Dessin en page de couverture de Der Floh du 10 mars 1872
Un article du Supplément illustré du Journal de Dreux du 3 juillet 1904, reproduit ci-dessous, cite des propos attribués à la grande cantatrice Adelina Patti qui prétend avoir chanté pour le roi de Bavière. L'article du Journal de Dreux est le seul article que j'aie pu trouver dans la presse française concernant une prestation privée munichoise de la Patti. L'article est-il crédible ? Le journal ne cite pas ses sources. D'où tient-il les propos de la Patti qu'il reproduit ?
Il est en tout cas avéré que La Patti chanta le rôle de Lucia au Théâtre de la Cour de Munich en 1879 (présence attestée par l'Allgemeine Zeitung), mais il est peu probable que le roi fût présent à ces représentations publiques.
À noter que Kurt Hommel dans son livre sur les Separatvortsellungen ne cite pas la Patti et qu'A. Schweiggert, dans Ludwig II und die Frauen, avance que la Patti, sollicitée par le Roi, a refusé de se produire seule devant Louis II.
L'AVENTURE D'UNE GRANDE CANTATRICE
Une épreuve toujours impressionnante. — La Patti se décide à la tenter. — Triste arrivée à Munich. — La colère d’une prima donna. — Rosine paraît en scène. — Minute d angoisse. — Un court triomphe.
Chanter seule, devant une salle vide plongée dans les ténèbres, et pour un roi dément que l’on devine au fond d’une loge obscure, est une de ces « expériences » qui semblent avoir causé aux plus vaillantes cantatrices une émotion qui se changeait parfois en une véritable terreur.
□ □ □ □ □ □ □
▶ [Énoncé écrit 1]: Pour chacune des affirmations suivantes, indiquez par oui ou par non si elle concorde avec le texte sur Adelina Patti, et citez à l'identique les mots du texte qui tranchent : (a) le Journal de Dreux indique d'où viennent les propos qu'il rapporte ; (b) la Patti a chanté le rôle de Lucia au Théâtre de la Cour de Munich en 1879 ; (c) Kurt Hommel mentionne la Patti dans son livre sur les Separatvortsellungen.

▶ [Entrées de régions étiquetées]:
□ □ □ □ □ □ □
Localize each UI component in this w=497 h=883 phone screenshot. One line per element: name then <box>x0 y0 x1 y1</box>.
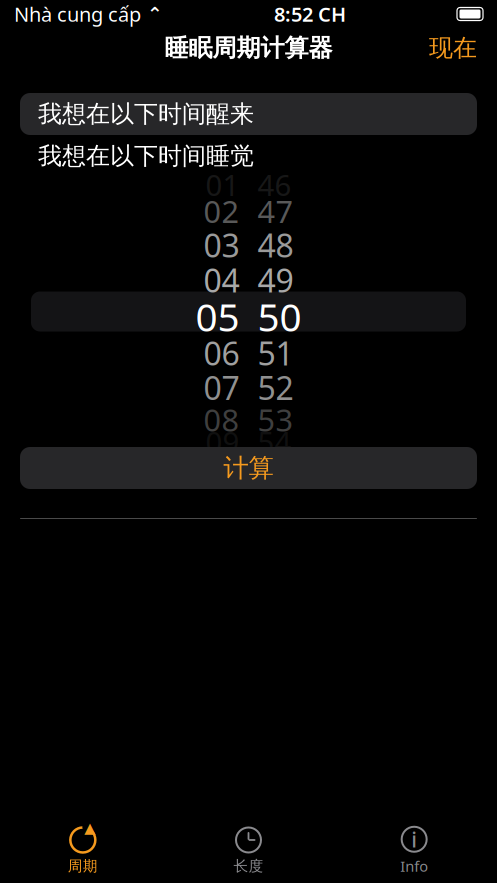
staticText: 50 <box>258 291 302 342</box>
button[interactable]: 长度 <box>166 819 331 879</box>
button[interactable]: i <box>331 818 497 880</box>
staticText: 08 <box>204 399 240 440</box>
button[interactable]: 我想在以下时间醒来 <box>20 93 477 135</box>
staticText: 54 <box>258 422 292 461</box>
button[interactable]: ▲ <box>0 819 166 879</box>
staticText: 05 <box>196 291 240 342</box>
staticText: 06 <box>204 332 240 374</box>
staticText: 46 <box>258 165 292 204</box>
staticText: 09 <box>206 422 240 461</box>
staticText: ⌃ <box>147 3 163 25</box>
staticText: 48 <box>258 224 294 266</box>
staticText: 51 <box>258 332 294 374</box>
staticText: ▲ <box>84 820 95 836</box>
staticText: 03 <box>204 224 240 266</box>
button[interactable]: 现在 <box>421 27 485 69</box>
staticText: 长度 <box>234 857 264 875</box>
button[interactable]: 计算 <box>20 447 477 489</box>
staticText: 睡眠周期计算器 <box>164 33 332 63</box>
staticText: Info <box>400 856 428 876</box>
staticText: 02 <box>204 191 240 231</box>
staticText: 47 <box>258 191 294 231</box>
staticText: 52 <box>258 366 294 409</box>
staticText: 07 <box>204 366 240 409</box>
staticText: 49 <box>258 259 294 301</box>
staticText: 8:52 CH <box>274 1 346 27</box>
staticText: Nhà cung cấp <box>14 1 141 27</box>
staticText: 01 <box>206 165 240 204</box>
staticText: 我想在以下时间醒来 <box>38 99 254 129</box>
button[interactable]: 我想在以下时间睡觉 <box>20 135 477 177</box>
staticText: 周期 <box>68 857 98 875</box>
staticText: 04 <box>204 259 240 301</box>
staticText: 计算 <box>224 452 274 484</box>
staticText: 53 <box>258 399 294 440</box>
staticText: 我想在以下时间睡觉 <box>38 141 254 171</box>
staticText: i <box>411 825 417 853</box>
staticText: 现在 <box>429 33 477 63</box>
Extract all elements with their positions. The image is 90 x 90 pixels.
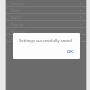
- button[interactable]: Display: [6, 21, 86, 28]
- other: Open Security: [78, 1, 83, 6]
- staticText: Relay: [11, 8, 21, 13]
- button[interactable]: About: [6, 35, 86, 42]
- button[interactable]: OK: [65, 48, 75, 56]
- button[interactable]: Network: [6, 28, 86, 35]
- staticText: Display: [11, 22, 24, 27]
- staticText: Security: [11, 1, 25, 6]
- staticText: Network: [11, 29, 26, 34]
- other: Open Alarm: [78, 15, 83, 20]
- other: Open Relay: [78, 8, 83, 13]
- staticText: About: [11, 36, 22, 41]
- staticText: OK: [67, 49, 73, 55]
- other: Open Network: [78, 29, 83, 34]
- button[interactable]: Relay: [6, 7, 86, 14]
- other: Open Display: [78, 22, 83, 27]
- button[interactable]: Security: [6, 0, 86, 7]
- staticText: Alarm: [11, 15, 22, 20]
- staticText: Settings successfully saved: [19, 38, 72, 44]
- button[interactable]: Alarm: [6, 14, 86, 21]
- other: Open About: [78, 36, 83, 41]
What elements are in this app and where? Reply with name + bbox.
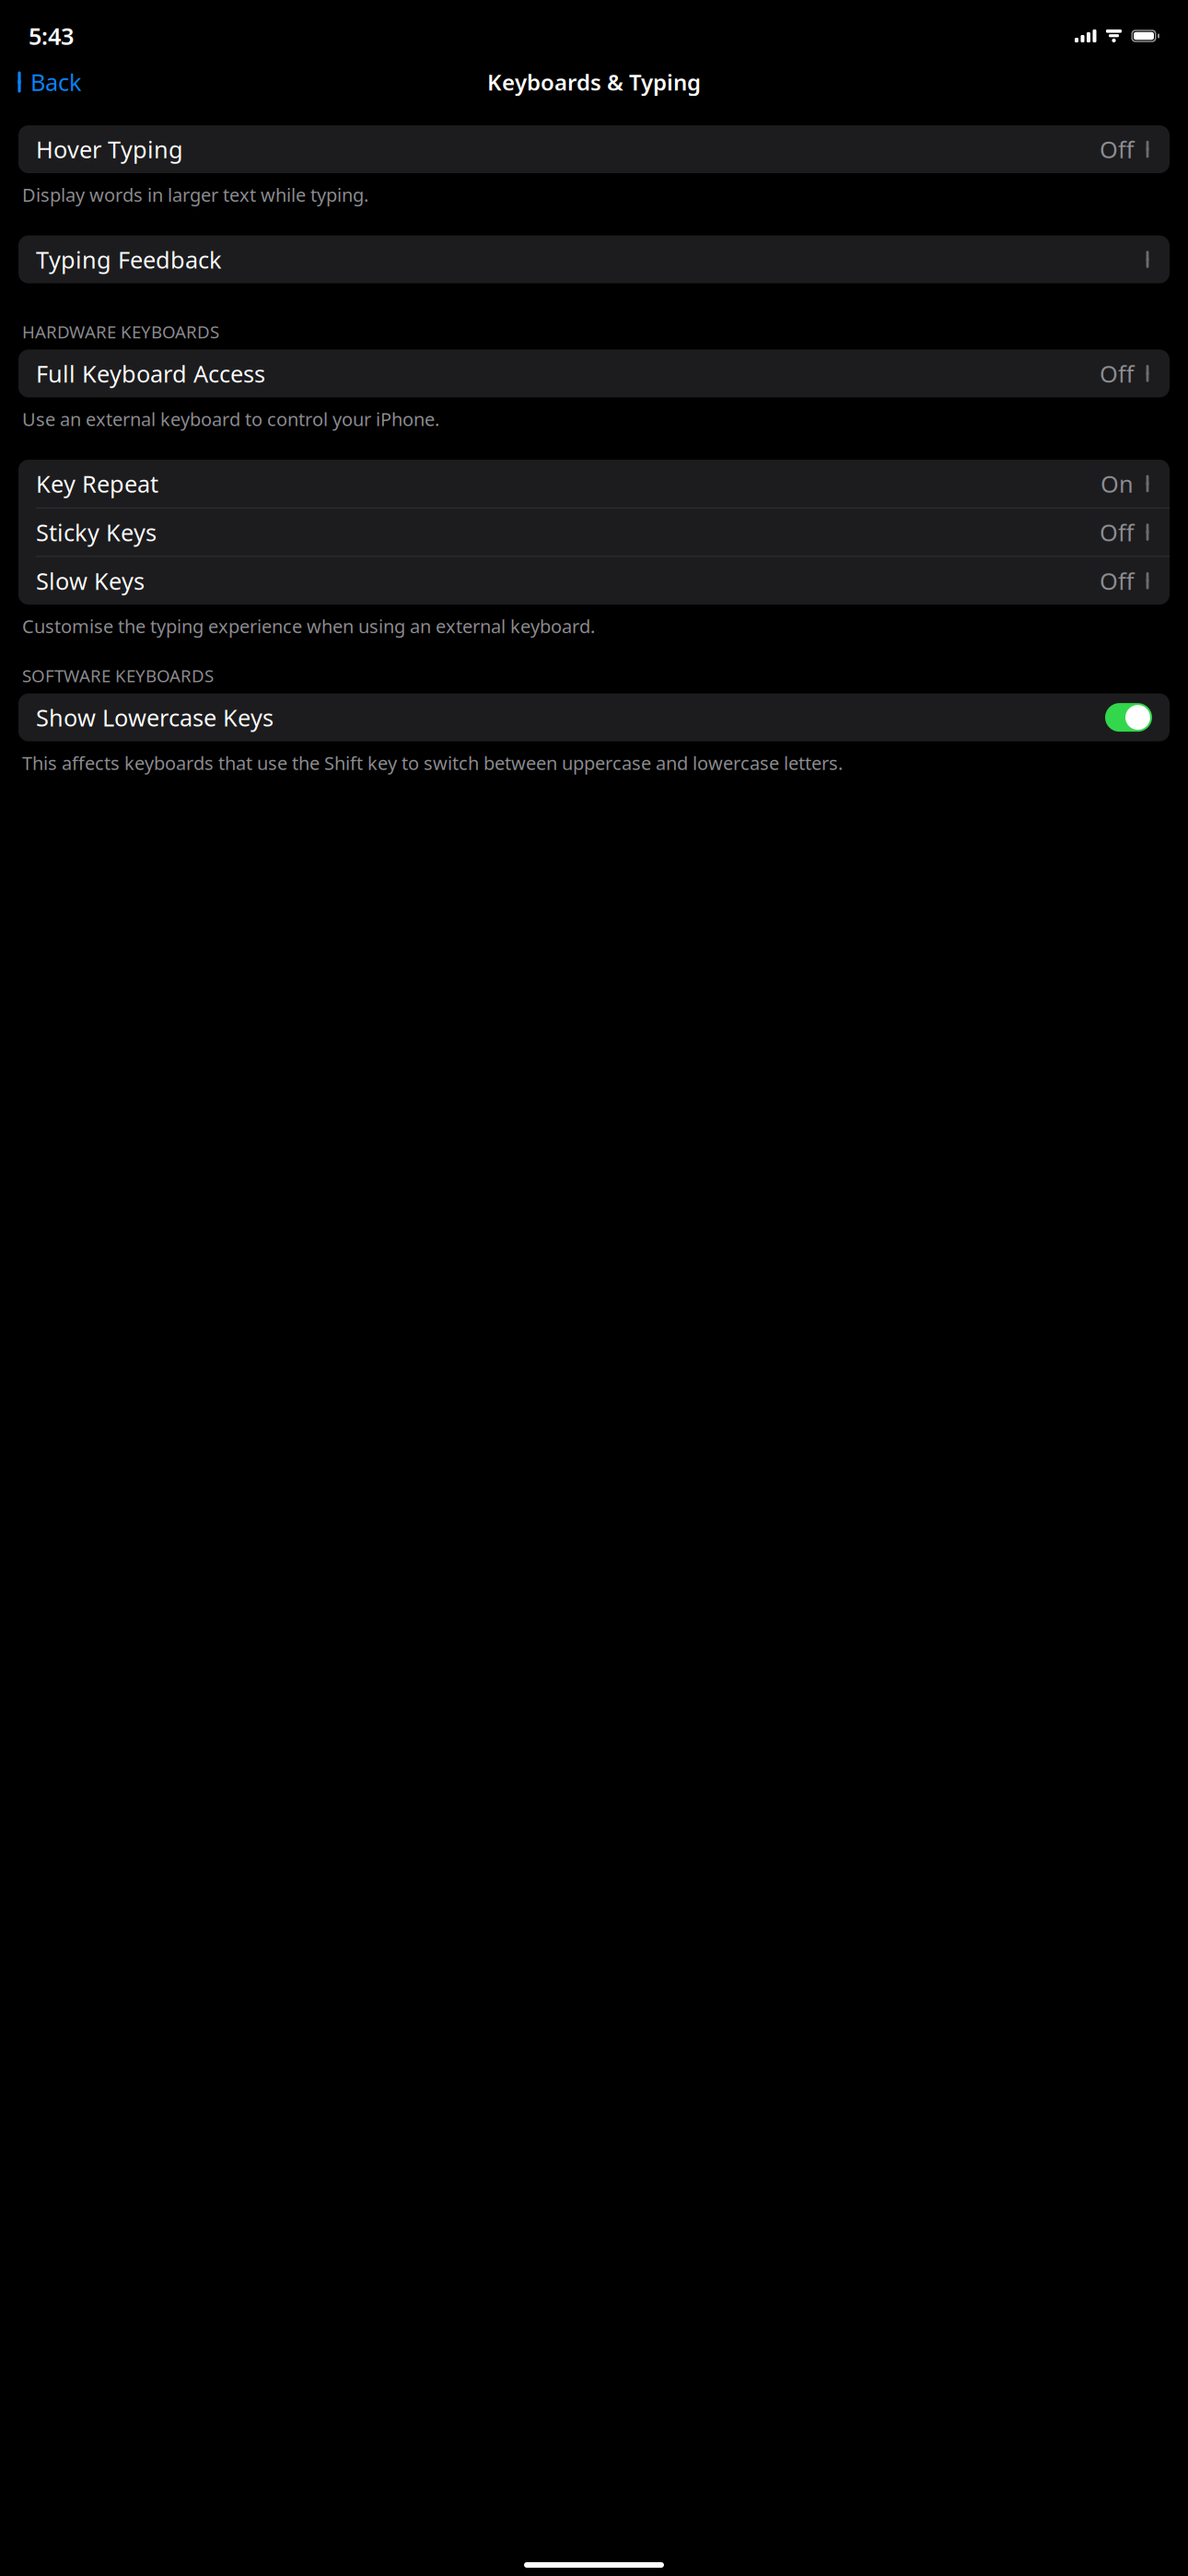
button[interactable]: Slow Keys [18, 557, 1170, 605]
button[interactable]: Sticky Keys [18, 508, 1170, 556]
staticText: SOFTWARE KEYBOARDS [22, 664, 214, 687]
staticText: 5:43 [29, 20, 74, 51]
staticText: HARDWARE KEYBOARDS [22, 320, 219, 343]
staticText: Keyboards & Typing [487, 67, 701, 97]
staticText: Off [1100, 134, 1134, 165]
staticText: Hover Typing [36, 134, 183, 165]
staticText: On [1101, 468, 1134, 499]
staticText: Sticky Keys [36, 517, 157, 548]
staticText: Off [1100, 517, 1134, 548]
staticText: Display words in larger text while typin… [22, 182, 368, 207]
staticText: Typing Feedback [36, 244, 222, 275]
button[interactable]: Typing Feedback [18, 235, 1170, 283]
button[interactable]: Show Lowercase Keys [18, 693, 1170, 741]
button[interactable]: Key Repeat [18, 460, 1170, 508]
staticText: Slow Keys [36, 565, 145, 596]
button[interactable]: Full Keyboard Access [18, 349, 1170, 397]
staticText: Customise the typing experience when usi… [22, 614, 595, 638]
staticText: Off [1100, 358, 1134, 389]
staticText: Use an external keyboard to control your… [22, 407, 439, 431]
staticText: This affects keyboards that use the Shif… [22, 751, 843, 775]
staticText: Off [1100, 565, 1134, 596]
button[interactable]: Hover Typing [18, 125, 1170, 173]
staticText: Full Keyboard Access [36, 358, 265, 389]
staticText: Back [30, 67, 82, 97]
staticText: Show Lowercase Keys [36, 702, 274, 733]
staticText: Key Repeat [36, 468, 158, 499]
button[interactable]: Back [9, 58, 87, 106]
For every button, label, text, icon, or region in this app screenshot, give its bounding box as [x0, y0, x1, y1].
□ □ □ □ □ □ □
▶ [Énoncé écrit 2]: Dans les enregistrements, substituez "Disabled" à "Off" sur les lignes qui commencent à celle contenant "button[interactable]: Slow Keys" et se terminent à celle contenant "button[interactable]: Back [9, 58, 87, 106]", puis redonnez seulement ces lignes, sans rien y changer d'autre.

▶ [Réponse 1]:
(a) Non : « Le journal ne cite pas ses sources. »
(b) Oui : « Il est en tout cas avéré que La Patti chanta le rôle de Lucia au Théâtre de la Cour de Munich en 1879 »
(c) Non : « Kurt Hommel dans son livre sur les Separatvortsellungen ne cite pas la Patti »

▶ [Réponse 2]:
button[interactable]: Slow Keys [18, 557, 1170, 605]
button[interactable]: Sticky Keys [18, 508, 1170, 556]
staticText: SOFTWARE KEYBOARDS [22, 664, 214, 687]
staticText: 5:43 [29, 20, 74, 51]
staticText: HARDWARE KEYBOARDS [22, 320, 219, 343]
staticText: Keyboards & Typing [487, 67, 701, 97]
staticText: Disabled [1100, 134, 1134, 165]
staticText: Hover Typing [36, 134, 183, 165]
staticText: On [1101, 468, 1134, 499]
staticText: Sticky Keys [36, 517, 157, 548]
staticText: Disabled [1100, 517, 1134, 548]
staticText: Display words in larger text while typin… [22, 182, 368, 207]
staticText: Typing Feedback [36, 244, 222, 275]
button[interactable]: Typing Feedback [18, 235, 1170, 283]
button[interactable]: Show Lowercase Keys [18, 693, 1170, 741]
button[interactable]: Key Repeat [18, 460, 1170, 508]
staticText: Slow Keys [36, 565, 145, 596]
button[interactable]: Full Keyboard Access [18, 349, 1170, 397]
staticText: Customise the typing experience when usi… [22, 614, 595, 638]
staticText: Disabled [1100, 358, 1134, 389]
staticText: Use an external keyboard to control your… [22, 407, 439, 431]
staticText: This affects keyboards that use the Shif… [22, 751, 843, 775]
staticText: Disabled [1100, 565, 1134, 596]
button[interactable]: Hover Typing [18, 125, 1170, 173]
staticText: Full Keyboard Access [36, 358, 265, 389]
staticText: Back [30, 67, 82, 97]
staticText: Show Lowercase Keys [36, 702, 274, 733]
staticText: Key Repeat [36, 468, 158, 499]
button[interactable]: Back [9, 58, 87, 106]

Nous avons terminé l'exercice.